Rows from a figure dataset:

-----

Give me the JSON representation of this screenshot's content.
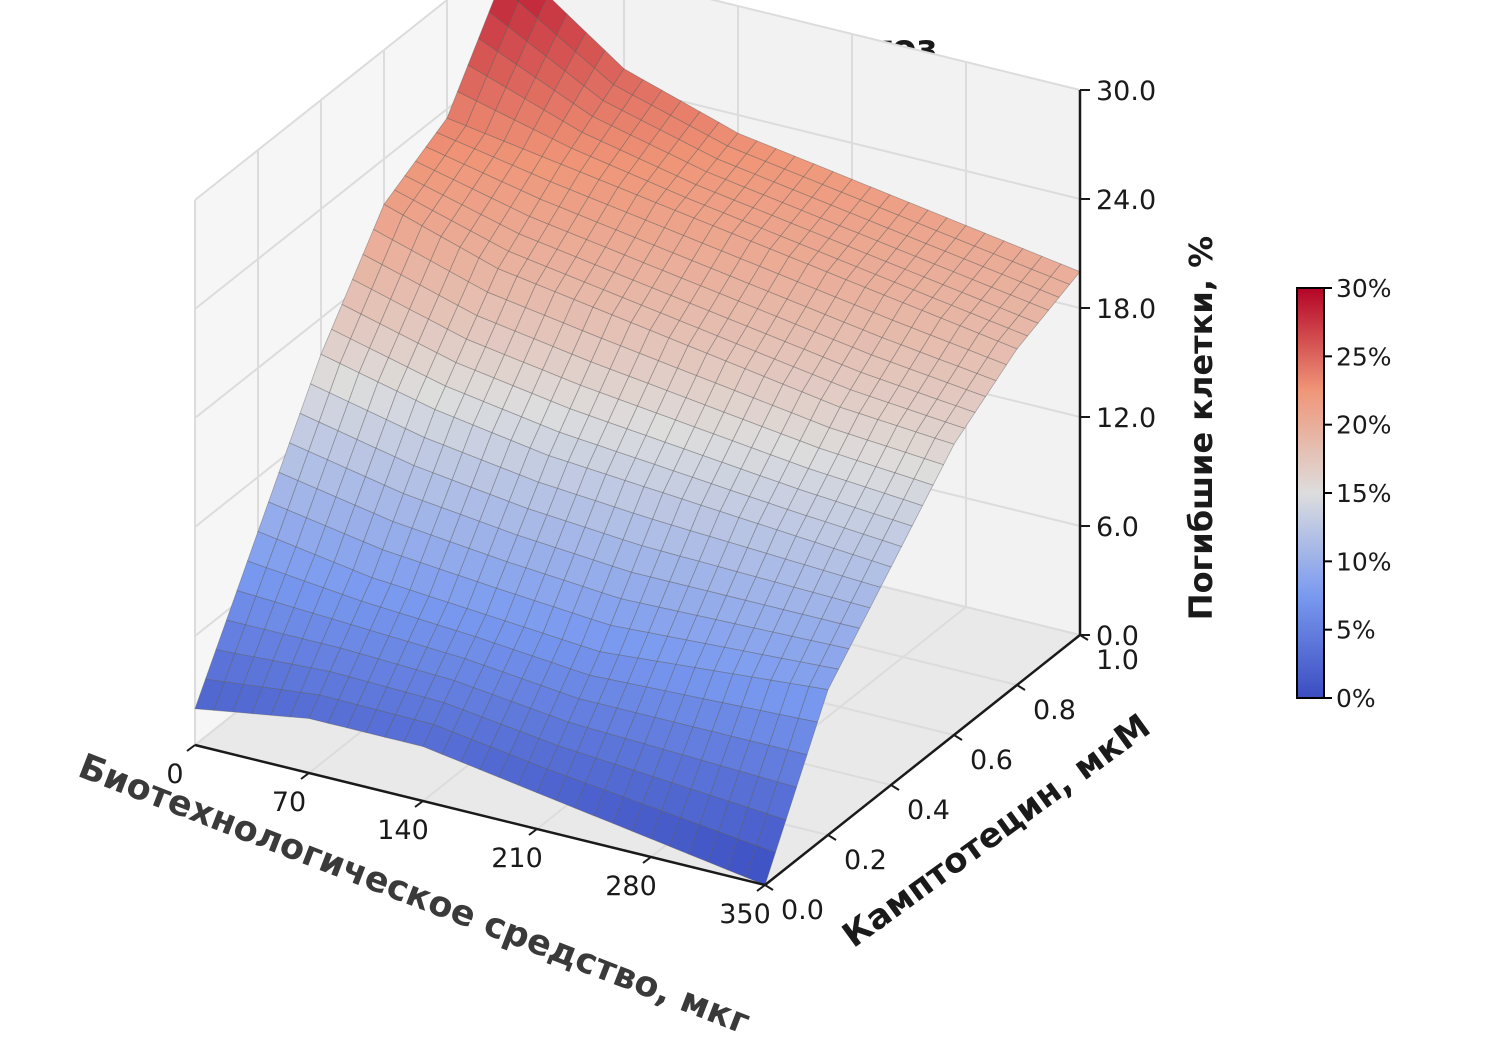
{
  "chart_data": {
    "type": "surface3d",
    "title": "Ранний апоптоз",
    "xlabel": "Биотехнологическое средство, мкг",
    "ylabel": "Камптотецин, мкМ",
    "zlabel": "Погибшие клетки, %",
    "x_ticks": [
      "0",
      "70",
      "140",
      "210",
      "280",
      "350"
    ],
    "y_ticks": [
      "0.0",
      "0.2",
      "0.4",
      "0.6",
      "0.8",
      "1.0"
    ],
    "z_ticks": [
      "0.0",
      "6.0",
      "12.0",
      "18.0",
      "24.0",
      "30.0"
    ],
    "xlim": [
      0,
      350
    ],
    "ylim": [
      0,
      1.0
    ],
    "zlim": [
      0,
      30
    ],
    "colormap": "coolwarm",
    "colorbar_ticks": [
      "0%",
      "5%",
      "10%",
      "15%",
      "20%",
      "25%",
      "30%"
    ],
    "grid": true,
    "x": [
      0,
      70,
      140,
      210,
      280,
      350
    ],
    "y": [
      0,
      0.2,
      0.4,
      0.6,
      0.8,
      1.0
    ],
    "z": [
      [
        2.0,
        3.0,
        3.0,
        2.0,
        1.0,
        0.0
      ],
      [
        9.0,
        8.0,
        7.5,
        7.0,
        7.5,
        8.0
      ],
      [
        16.0,
        14.5,
        13.5,
        13.0,
        12.5,
        12.0
      ],
      [
        21.5,
        19.5,
        18.5,
        17.5,
        16.5,
        16.0
      ],
      [
        23.5,
        22.5,
        21.5,
        20.5,
        19.5,
        18.5
      ],
      [
        29.5,
        25.0,
        23.0,
        22.0,
        21.0,
        20.0
      ]
    ],
    "colors": {
      "low": "#3b4cc0",
      "mid": "#dddddd",
      "high": "#b40426"
    }
  }
}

-----

> _TASK PROMPT_: Quote the records in their entirety, keeping the wording exact and excluding pictures.

> _SOLUTION FOR THIS TASK_:
Give me the JSON representation of this screenshot's content.
{
  "chart_data": {
    "type": "surface3d",
    "title": "Ранний апоптоз",
    "xlabel": "Биотехнологическое средство, мкг",
    "ylabel": "Камптотецин, мкМ",
    "zlabel": "Погибшие клетки, %",
    "x_ticks": [
      "0",
      "70",
      "140",
      "210",
      "280",
      "350"
    ],
    "y_ticks": [
      "0.0",
      "0.2",
      "0.4",
      "0.6",
      "0.8",
      "1.0"
    ],
    "z_ticks": [
      "0.0",
      "6.0",
      "12.0",
      "18.0",
      "24.0",
      "30.0"
    ],
    "xlim": [
      0,
      350
    ],
    "ylim": [
      0,
      1.0
    ],
    "zlim": [
      0,
      30
    ],
    "colormap": "coolwarm",
    "colorbar_ticks": [
      "0%",
      "5%",
      "10%",
      "15%",
      "20%",
      "25%",
      "30%"
    ],
    "grid": true,
    "x": [
      0,
      70,
      140,
      210,
      280,
      350
    ],
    "y": [
      0,
      0.2,
      0.4,
      0.6,
      0.8,
      1.0
    ],
    "z": [
      [
        2.0,
        3.0,
        3.0,
        2.0,
        1.0,
        0.0
      ],
      [
        9.0,
        8.0,
        7.5,
        7.0,
        7.5,
        8.0
      ],
      [
        16.0,
        14.5,
        13.5,
        13.0,
        12.5,
        12.0
      ],
      [
        21.5,
        19.5,
        18.5,
        17.5,
        16.5,
        16.0
      ],
      [
        23.5,
        22.5,
        21.5,
        20.5,
        19.5,
        18.5
      ],
      [
        29.5,
        25.0,
        23.0,
        22.0,
        21.0,
        20.0
      ]
    ],
    "colors": {
      "low": "#3b4cc0",
      "mid": "#dddddd",
      "high": "#b40426"
    }
  }
}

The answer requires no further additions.